__Goal__
Give the number of lines below that contain "screenshot", with no other output.

⟨

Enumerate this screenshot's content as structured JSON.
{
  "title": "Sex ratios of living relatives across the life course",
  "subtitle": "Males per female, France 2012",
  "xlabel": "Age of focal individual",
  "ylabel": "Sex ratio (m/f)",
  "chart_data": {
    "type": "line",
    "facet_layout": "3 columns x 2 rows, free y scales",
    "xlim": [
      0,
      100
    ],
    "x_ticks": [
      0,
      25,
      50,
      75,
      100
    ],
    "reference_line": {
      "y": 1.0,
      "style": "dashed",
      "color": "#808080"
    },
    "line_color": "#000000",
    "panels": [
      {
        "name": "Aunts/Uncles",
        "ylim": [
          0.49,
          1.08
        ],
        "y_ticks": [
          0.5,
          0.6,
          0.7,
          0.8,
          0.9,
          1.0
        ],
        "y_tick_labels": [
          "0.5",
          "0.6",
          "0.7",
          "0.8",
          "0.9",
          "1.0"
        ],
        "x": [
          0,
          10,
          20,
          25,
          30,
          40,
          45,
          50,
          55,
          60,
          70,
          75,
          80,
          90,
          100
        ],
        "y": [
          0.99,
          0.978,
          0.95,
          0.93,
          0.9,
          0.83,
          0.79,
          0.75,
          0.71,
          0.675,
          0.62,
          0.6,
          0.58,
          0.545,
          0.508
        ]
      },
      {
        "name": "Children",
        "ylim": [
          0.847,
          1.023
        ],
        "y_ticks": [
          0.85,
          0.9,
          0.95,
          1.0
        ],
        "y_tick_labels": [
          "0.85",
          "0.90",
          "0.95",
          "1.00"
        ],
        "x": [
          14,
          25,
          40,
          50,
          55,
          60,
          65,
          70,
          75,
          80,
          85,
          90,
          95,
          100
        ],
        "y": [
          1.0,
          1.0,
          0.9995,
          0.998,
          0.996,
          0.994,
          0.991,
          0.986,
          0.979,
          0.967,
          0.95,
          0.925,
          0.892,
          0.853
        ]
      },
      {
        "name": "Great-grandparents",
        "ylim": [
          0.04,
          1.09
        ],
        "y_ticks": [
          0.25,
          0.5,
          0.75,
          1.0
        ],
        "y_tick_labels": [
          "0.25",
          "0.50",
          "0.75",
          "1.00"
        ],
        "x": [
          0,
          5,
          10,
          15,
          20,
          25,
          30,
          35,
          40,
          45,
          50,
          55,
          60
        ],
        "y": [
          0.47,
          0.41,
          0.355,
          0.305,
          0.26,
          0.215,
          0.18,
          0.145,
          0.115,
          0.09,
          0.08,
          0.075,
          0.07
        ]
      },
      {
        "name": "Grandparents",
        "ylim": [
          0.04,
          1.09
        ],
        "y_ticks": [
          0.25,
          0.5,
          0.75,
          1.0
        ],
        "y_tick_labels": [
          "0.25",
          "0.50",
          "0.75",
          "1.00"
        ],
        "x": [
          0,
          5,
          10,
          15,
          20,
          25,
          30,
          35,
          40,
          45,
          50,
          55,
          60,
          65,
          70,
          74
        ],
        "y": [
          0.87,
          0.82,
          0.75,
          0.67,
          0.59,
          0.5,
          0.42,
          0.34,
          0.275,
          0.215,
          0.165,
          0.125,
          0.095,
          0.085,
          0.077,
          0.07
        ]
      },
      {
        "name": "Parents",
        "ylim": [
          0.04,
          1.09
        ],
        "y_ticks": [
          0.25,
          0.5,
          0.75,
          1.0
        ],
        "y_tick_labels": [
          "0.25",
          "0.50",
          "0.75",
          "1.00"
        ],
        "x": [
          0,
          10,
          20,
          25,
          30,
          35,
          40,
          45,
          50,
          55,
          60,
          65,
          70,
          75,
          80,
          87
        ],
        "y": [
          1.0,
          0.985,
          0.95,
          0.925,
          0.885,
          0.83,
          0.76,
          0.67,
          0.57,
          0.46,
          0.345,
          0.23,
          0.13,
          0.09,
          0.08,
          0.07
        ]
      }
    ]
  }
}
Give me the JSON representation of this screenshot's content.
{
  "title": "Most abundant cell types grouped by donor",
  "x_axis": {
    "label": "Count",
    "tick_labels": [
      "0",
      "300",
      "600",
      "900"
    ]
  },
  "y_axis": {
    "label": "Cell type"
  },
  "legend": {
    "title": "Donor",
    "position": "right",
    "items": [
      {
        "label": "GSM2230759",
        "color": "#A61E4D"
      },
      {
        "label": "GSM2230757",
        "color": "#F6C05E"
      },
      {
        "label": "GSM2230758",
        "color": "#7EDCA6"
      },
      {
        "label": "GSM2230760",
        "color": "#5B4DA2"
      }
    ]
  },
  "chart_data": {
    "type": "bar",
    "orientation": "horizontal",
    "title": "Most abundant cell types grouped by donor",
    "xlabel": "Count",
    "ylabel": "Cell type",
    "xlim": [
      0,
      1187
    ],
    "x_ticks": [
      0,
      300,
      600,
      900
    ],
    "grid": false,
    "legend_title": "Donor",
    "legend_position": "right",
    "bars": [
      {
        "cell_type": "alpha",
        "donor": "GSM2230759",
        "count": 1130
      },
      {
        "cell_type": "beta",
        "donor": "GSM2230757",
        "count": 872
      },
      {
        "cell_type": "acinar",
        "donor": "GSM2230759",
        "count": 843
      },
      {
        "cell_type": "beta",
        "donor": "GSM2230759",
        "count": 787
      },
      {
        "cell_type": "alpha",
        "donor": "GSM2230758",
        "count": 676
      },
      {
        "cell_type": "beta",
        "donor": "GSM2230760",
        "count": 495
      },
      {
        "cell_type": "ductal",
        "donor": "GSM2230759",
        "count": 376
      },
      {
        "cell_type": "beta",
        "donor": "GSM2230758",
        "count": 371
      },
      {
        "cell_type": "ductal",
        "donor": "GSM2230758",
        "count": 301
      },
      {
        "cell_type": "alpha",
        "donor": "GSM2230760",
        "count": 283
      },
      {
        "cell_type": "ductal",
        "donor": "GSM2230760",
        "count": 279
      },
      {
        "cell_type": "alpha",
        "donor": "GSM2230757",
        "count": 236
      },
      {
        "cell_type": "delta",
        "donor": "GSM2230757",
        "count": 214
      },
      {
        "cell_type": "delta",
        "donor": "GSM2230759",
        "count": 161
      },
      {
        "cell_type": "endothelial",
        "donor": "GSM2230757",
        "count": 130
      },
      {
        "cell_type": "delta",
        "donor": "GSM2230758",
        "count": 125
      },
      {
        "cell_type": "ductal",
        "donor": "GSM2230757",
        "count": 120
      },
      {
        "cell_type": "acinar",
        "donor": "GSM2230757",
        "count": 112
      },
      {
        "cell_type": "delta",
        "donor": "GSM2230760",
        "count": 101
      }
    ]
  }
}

⟩

__Answer__
2